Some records
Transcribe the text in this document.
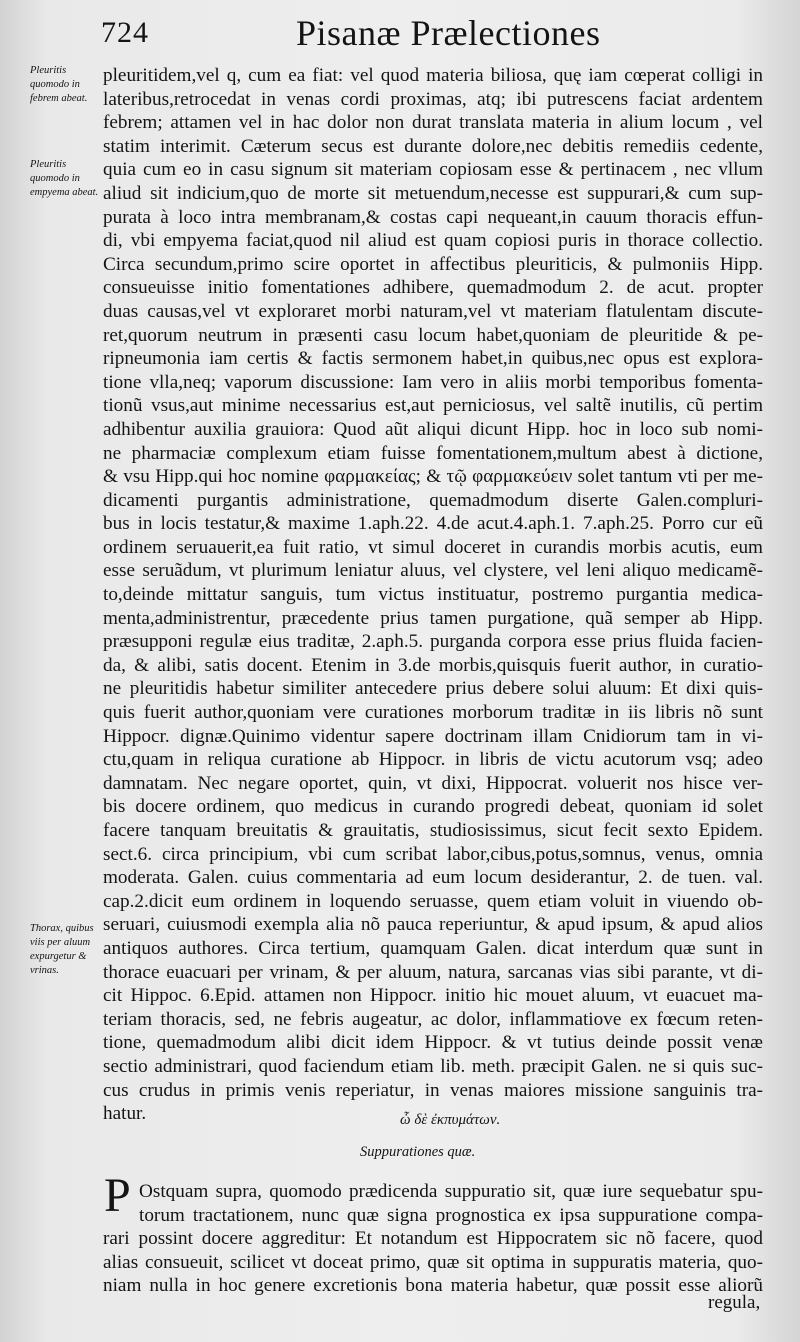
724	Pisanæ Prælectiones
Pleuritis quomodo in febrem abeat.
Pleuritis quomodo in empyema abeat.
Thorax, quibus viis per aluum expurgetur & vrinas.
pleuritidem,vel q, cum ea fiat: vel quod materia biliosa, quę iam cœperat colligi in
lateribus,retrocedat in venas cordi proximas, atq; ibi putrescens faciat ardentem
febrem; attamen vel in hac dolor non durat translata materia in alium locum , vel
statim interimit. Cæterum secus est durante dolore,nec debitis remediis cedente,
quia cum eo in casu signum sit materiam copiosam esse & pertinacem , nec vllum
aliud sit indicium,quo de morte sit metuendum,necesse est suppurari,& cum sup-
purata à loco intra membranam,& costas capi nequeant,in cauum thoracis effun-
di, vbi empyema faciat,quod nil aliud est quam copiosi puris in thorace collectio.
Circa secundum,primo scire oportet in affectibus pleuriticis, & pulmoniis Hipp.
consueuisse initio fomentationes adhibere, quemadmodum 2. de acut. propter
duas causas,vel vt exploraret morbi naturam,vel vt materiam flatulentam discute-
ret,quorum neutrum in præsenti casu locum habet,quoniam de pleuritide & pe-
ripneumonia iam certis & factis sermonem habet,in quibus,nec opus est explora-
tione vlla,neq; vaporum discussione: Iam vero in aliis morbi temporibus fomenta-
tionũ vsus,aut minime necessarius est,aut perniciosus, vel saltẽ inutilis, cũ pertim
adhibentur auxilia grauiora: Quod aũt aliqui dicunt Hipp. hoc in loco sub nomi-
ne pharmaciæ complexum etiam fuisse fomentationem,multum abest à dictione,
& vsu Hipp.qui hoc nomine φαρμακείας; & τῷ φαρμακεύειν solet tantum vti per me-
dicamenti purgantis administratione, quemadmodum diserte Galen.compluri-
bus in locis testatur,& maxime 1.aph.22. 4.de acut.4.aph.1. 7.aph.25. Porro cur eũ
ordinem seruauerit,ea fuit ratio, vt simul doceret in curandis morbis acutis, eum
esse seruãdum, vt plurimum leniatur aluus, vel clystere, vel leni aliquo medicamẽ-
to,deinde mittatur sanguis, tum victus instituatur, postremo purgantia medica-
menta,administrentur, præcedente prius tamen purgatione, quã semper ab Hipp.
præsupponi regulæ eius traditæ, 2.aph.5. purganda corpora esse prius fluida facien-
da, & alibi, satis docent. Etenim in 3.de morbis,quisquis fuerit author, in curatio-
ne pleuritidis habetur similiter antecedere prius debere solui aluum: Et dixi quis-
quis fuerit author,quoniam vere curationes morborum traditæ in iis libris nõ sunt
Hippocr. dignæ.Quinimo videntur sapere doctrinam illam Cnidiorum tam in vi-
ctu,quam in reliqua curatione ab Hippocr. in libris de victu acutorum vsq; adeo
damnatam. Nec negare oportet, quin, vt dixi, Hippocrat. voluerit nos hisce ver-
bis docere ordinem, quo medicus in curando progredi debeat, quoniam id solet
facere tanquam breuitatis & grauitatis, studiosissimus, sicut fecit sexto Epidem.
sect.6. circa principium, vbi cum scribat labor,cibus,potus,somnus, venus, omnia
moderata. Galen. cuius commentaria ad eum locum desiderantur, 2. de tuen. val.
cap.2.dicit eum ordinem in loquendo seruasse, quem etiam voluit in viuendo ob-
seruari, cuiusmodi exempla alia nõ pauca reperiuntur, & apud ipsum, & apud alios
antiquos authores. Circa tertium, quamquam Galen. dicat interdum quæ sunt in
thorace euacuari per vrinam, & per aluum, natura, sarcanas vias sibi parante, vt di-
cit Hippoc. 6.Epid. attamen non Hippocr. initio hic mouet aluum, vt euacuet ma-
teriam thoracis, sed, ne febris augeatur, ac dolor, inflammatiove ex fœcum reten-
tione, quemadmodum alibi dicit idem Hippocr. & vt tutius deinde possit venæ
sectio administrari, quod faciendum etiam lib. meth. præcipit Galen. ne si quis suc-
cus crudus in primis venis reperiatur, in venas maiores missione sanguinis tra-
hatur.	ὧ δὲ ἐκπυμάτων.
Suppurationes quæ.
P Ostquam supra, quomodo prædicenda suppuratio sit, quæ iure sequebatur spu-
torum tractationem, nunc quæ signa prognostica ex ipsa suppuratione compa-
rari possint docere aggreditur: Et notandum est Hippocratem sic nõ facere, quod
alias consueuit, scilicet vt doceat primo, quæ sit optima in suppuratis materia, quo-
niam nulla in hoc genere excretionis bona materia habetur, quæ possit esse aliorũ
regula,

* * *

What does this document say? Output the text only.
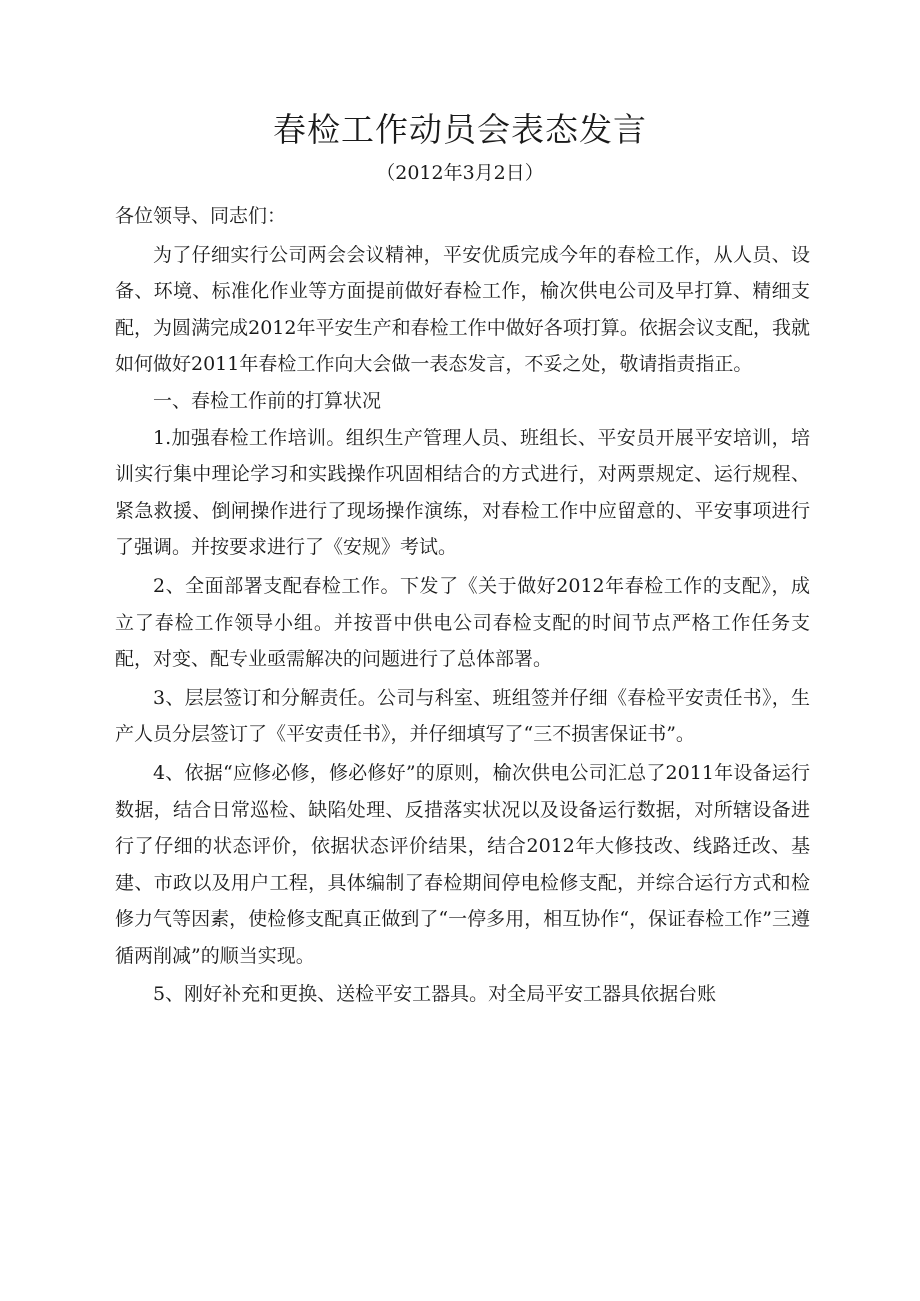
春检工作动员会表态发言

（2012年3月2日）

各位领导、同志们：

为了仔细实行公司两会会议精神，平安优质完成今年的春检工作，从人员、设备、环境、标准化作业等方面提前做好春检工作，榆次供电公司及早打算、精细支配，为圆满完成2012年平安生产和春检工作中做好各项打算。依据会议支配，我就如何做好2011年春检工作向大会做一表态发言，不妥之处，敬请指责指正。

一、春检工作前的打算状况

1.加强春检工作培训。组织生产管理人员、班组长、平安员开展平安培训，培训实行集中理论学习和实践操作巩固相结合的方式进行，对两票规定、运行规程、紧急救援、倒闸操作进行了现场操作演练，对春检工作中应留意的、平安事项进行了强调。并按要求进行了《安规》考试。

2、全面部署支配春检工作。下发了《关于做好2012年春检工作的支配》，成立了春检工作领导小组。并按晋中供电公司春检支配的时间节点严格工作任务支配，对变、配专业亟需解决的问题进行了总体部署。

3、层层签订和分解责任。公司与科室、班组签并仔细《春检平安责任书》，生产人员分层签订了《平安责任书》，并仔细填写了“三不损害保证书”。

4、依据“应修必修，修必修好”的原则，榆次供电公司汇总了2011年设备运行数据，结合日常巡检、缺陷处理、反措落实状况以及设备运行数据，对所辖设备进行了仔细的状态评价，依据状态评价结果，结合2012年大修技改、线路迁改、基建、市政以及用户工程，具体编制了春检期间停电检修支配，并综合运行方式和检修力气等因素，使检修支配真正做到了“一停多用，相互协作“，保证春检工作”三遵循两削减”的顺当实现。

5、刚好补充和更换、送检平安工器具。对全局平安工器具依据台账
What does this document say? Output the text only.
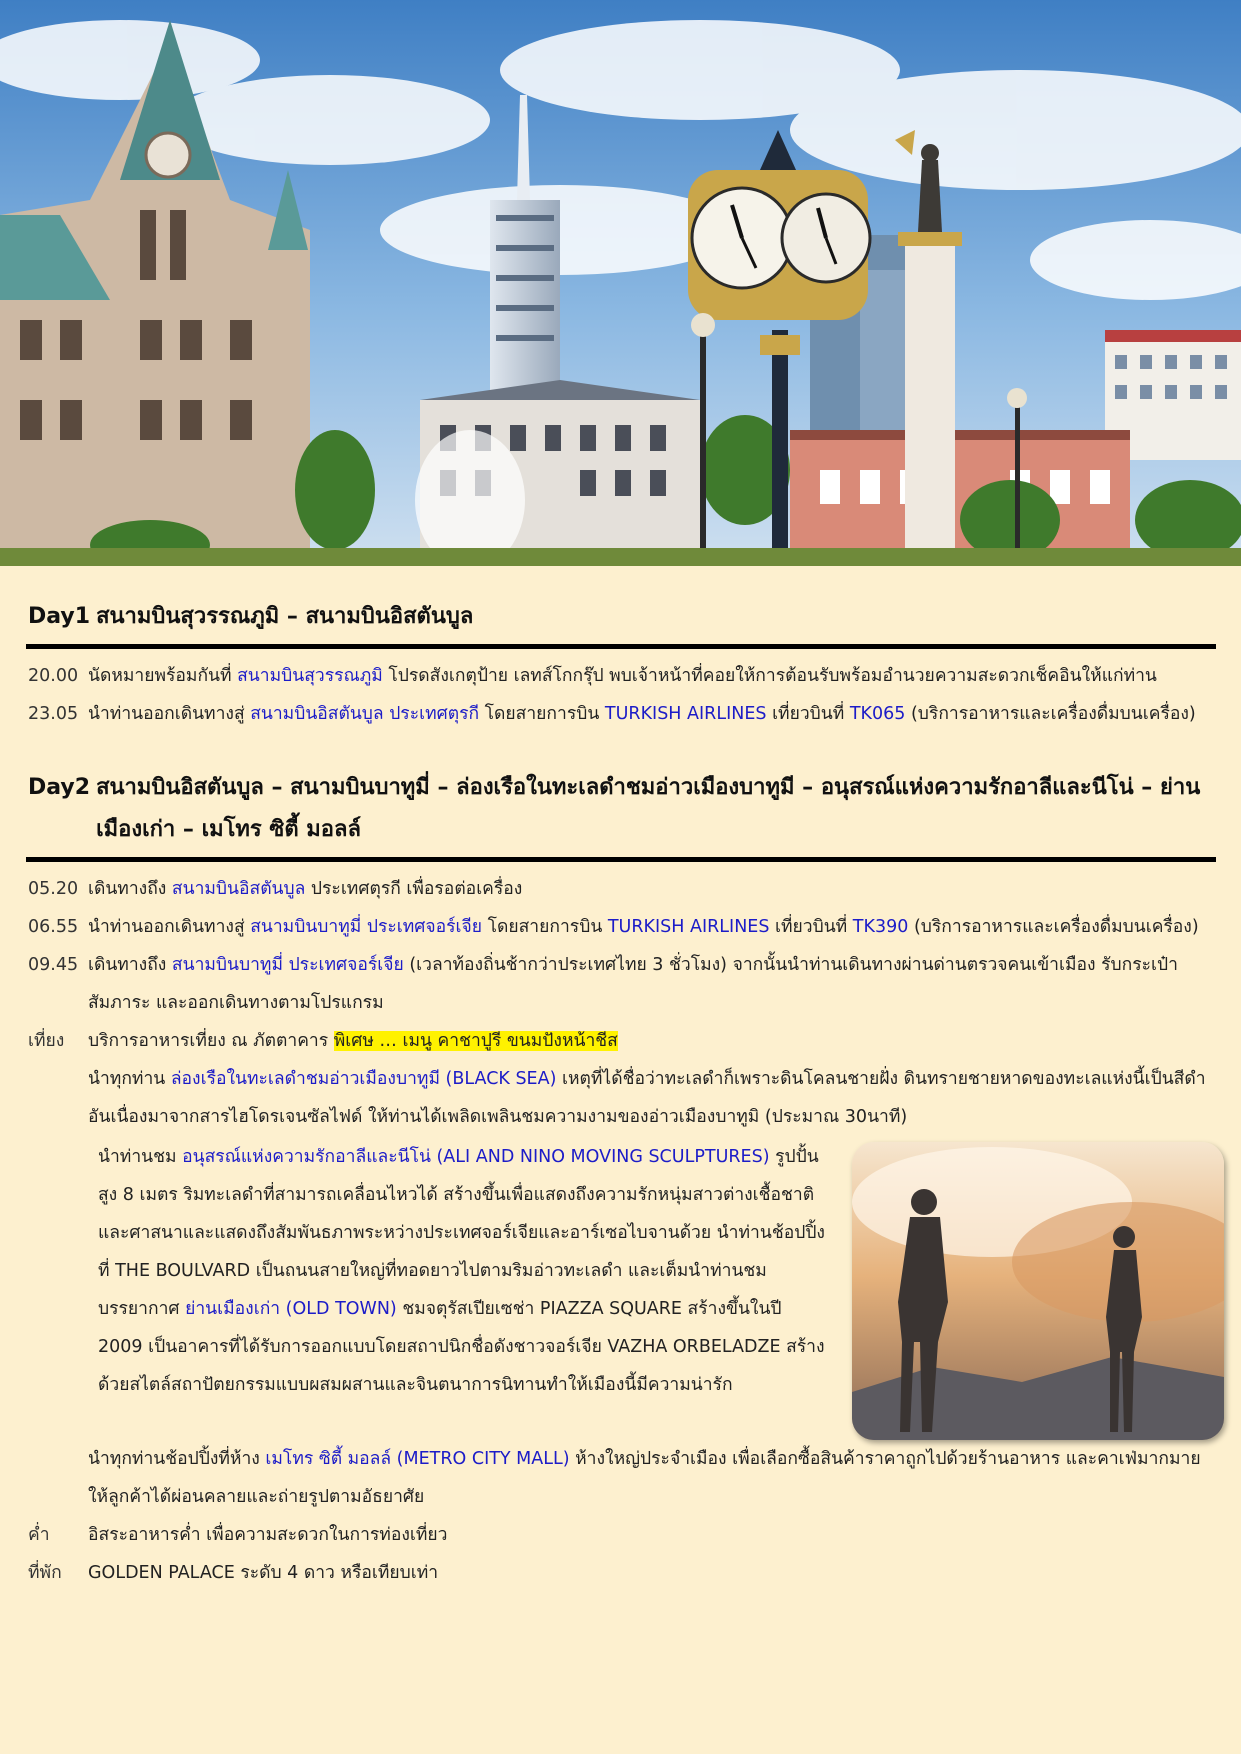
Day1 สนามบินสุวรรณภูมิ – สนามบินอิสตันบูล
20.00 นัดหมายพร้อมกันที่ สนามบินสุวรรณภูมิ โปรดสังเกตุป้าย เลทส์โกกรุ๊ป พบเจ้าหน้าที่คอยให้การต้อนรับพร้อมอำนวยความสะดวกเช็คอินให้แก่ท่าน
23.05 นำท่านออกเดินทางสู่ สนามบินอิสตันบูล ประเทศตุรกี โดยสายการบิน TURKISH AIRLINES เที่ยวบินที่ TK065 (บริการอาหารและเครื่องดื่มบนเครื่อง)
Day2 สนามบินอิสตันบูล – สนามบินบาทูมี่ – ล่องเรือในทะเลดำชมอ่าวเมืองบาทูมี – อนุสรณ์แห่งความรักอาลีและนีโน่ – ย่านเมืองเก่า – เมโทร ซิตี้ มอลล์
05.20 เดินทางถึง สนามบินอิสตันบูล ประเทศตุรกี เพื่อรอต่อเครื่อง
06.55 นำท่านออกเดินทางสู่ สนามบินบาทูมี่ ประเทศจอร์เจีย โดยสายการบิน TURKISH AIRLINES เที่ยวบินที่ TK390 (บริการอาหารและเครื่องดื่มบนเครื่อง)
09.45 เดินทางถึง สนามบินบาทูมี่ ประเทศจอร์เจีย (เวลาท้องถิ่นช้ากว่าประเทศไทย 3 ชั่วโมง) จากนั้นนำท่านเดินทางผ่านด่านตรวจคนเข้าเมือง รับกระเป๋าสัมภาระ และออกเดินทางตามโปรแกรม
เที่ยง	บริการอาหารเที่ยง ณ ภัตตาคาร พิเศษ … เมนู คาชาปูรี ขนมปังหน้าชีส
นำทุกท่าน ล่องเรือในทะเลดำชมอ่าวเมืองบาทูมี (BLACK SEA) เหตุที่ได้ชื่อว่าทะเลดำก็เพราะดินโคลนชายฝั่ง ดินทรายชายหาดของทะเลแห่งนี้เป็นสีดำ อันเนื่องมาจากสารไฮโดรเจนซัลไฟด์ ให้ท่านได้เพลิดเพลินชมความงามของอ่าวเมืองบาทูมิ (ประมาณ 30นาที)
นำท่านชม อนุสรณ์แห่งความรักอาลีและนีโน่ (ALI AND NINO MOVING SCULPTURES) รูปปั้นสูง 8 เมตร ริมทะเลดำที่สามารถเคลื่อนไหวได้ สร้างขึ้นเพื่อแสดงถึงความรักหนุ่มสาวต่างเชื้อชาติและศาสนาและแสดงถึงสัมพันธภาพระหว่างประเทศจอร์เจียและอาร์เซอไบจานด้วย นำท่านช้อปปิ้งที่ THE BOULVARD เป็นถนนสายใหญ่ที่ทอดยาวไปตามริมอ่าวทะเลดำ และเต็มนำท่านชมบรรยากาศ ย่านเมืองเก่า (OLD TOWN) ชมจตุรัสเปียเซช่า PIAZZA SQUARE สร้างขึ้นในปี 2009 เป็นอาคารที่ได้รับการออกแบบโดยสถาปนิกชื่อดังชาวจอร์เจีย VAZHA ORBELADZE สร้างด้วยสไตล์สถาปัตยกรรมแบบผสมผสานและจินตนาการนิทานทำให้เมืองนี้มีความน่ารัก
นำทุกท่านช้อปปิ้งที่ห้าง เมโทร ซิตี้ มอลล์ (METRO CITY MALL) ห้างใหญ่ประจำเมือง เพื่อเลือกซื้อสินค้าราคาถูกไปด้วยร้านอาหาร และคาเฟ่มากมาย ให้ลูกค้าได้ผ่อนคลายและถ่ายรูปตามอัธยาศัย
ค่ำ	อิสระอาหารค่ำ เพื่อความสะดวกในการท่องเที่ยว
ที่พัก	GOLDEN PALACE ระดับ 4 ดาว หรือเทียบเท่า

...

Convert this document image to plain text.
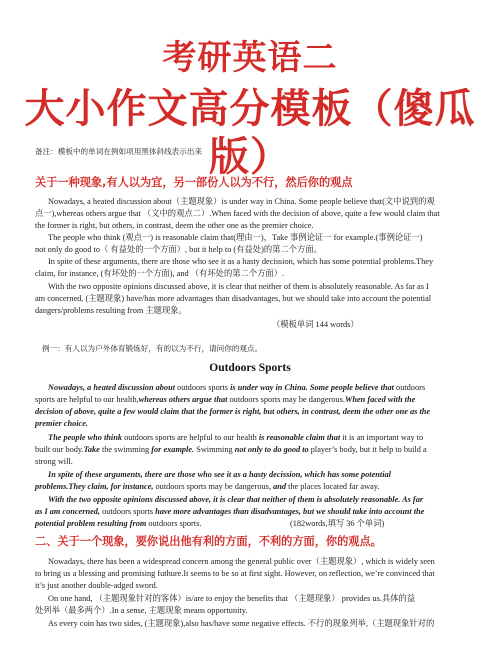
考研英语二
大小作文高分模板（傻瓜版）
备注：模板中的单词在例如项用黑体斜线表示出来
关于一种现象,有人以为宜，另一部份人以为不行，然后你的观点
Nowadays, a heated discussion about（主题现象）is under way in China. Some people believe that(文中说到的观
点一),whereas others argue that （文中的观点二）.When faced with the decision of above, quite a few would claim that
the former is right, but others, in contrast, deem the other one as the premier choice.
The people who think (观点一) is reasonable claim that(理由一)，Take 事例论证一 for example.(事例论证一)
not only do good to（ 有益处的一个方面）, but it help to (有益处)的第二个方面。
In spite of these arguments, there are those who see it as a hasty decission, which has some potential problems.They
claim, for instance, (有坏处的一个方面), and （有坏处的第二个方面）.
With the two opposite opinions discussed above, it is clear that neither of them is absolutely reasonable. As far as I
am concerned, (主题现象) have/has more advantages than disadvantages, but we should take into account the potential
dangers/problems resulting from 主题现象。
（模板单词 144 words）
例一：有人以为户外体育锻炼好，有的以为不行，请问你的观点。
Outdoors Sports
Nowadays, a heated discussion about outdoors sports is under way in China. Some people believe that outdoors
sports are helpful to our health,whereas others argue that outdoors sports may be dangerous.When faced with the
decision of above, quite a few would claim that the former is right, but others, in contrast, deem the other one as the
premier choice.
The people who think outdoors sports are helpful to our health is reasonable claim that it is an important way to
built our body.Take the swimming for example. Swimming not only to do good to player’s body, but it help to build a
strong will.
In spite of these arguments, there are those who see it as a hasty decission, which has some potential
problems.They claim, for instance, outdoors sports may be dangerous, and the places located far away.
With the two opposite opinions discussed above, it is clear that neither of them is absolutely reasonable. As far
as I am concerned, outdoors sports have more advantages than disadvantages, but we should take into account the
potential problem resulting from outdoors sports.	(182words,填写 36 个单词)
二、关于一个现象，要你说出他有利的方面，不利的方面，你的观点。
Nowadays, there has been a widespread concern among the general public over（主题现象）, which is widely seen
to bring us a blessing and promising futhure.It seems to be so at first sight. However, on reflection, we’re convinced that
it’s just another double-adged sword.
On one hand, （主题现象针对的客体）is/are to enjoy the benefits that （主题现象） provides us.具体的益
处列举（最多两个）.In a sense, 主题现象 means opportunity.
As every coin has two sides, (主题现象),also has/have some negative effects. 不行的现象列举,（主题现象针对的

**WORK REQUIRED**
Copy each line of the listing in which the word "dixi" can be found.

**WRITTEN SOLUTION**
ne pleuritidis habetur similiter antecedere prius debere solui aluum: Et dixi quis-
damnatam. Nec negare oportet, quin, vt dixi, Hippocrat. voluerit nos hisce ver-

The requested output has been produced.